**** RECORDS TO PROCESS

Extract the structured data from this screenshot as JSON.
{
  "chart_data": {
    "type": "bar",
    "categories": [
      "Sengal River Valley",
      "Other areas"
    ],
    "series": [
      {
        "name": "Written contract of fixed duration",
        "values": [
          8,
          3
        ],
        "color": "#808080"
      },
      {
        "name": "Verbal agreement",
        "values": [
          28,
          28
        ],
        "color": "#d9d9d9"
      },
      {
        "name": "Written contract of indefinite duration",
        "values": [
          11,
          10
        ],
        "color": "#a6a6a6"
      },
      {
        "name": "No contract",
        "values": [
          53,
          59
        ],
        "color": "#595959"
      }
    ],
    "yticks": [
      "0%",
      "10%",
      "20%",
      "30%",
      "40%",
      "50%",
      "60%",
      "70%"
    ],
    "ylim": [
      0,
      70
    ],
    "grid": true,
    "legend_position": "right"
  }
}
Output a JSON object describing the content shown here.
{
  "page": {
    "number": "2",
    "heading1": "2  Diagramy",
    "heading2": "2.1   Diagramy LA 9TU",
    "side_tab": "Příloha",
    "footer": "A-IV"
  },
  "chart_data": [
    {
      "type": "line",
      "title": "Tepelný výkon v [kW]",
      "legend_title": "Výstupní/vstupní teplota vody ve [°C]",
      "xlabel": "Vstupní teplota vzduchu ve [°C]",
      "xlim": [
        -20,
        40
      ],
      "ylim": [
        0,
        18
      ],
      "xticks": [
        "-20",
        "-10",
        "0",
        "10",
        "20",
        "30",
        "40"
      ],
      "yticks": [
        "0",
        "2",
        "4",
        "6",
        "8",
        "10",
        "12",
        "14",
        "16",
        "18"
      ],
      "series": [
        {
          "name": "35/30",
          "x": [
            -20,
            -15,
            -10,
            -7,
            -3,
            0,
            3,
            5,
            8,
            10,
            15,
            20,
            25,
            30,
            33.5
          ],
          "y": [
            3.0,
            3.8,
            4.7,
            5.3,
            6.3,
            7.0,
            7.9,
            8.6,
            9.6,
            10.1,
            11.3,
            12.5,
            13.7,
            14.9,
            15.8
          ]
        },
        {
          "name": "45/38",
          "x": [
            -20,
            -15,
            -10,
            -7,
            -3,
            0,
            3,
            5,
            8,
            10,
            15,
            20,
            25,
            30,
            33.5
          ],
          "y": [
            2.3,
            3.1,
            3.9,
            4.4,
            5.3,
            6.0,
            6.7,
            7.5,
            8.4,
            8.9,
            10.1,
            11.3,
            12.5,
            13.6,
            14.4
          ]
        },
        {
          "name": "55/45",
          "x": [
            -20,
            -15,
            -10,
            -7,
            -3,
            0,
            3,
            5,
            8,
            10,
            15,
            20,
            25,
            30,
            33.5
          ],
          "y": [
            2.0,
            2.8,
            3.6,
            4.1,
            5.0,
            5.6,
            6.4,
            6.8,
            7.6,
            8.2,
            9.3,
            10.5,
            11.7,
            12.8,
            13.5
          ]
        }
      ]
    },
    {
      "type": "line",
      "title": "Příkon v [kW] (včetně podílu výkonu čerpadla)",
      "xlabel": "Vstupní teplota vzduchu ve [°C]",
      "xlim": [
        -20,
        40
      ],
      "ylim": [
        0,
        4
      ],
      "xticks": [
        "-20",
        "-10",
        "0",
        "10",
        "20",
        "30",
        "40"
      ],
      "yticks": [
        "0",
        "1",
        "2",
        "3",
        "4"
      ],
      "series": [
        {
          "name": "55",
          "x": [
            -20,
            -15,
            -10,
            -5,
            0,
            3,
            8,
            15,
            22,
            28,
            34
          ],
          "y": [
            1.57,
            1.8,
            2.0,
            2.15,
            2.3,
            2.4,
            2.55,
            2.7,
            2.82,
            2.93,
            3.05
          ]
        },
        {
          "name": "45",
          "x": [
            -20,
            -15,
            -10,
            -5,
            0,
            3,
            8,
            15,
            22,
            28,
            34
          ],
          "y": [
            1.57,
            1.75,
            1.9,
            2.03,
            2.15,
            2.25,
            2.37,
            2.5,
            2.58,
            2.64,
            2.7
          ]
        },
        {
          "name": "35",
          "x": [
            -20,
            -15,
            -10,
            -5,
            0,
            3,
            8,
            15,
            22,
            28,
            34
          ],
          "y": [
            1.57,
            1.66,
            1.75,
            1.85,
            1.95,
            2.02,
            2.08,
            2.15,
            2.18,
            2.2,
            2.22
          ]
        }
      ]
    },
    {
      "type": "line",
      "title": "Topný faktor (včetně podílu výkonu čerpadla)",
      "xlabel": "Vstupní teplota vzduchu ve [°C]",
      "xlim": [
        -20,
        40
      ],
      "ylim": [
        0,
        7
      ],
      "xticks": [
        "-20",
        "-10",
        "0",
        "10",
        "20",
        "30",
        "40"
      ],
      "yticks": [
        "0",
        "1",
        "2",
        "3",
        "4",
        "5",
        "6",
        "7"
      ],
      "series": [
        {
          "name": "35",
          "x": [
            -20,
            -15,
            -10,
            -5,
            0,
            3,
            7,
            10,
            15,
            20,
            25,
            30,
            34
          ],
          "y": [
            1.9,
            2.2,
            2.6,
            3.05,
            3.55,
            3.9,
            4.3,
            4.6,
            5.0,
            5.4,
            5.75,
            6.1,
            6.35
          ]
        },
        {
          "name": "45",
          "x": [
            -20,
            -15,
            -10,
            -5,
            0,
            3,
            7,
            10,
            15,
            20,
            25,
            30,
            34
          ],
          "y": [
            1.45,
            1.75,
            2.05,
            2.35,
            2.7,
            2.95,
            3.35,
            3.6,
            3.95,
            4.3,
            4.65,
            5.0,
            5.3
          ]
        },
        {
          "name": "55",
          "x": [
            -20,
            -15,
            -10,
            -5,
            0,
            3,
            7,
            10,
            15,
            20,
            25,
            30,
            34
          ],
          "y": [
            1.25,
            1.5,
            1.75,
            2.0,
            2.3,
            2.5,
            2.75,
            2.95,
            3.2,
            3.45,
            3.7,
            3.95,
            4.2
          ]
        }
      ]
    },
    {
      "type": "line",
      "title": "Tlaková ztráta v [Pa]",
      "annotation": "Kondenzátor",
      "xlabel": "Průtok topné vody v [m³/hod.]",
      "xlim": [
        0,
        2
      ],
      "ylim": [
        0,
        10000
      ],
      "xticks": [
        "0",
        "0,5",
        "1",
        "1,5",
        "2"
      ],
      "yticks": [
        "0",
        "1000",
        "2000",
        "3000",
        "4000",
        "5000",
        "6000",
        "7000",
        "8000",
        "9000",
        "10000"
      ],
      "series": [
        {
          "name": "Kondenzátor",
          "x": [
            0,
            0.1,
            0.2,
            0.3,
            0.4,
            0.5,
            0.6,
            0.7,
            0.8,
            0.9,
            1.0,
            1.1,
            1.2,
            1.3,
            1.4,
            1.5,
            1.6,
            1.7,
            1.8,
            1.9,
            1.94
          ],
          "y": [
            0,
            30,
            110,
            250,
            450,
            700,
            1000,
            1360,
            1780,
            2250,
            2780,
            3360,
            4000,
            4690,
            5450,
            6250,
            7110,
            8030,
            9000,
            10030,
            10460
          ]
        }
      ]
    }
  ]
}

********

AIM OF THE TASK: Work out how many lines in the records above contain the word "JSON", and reply with that number alone.

TASK ANSWER: 2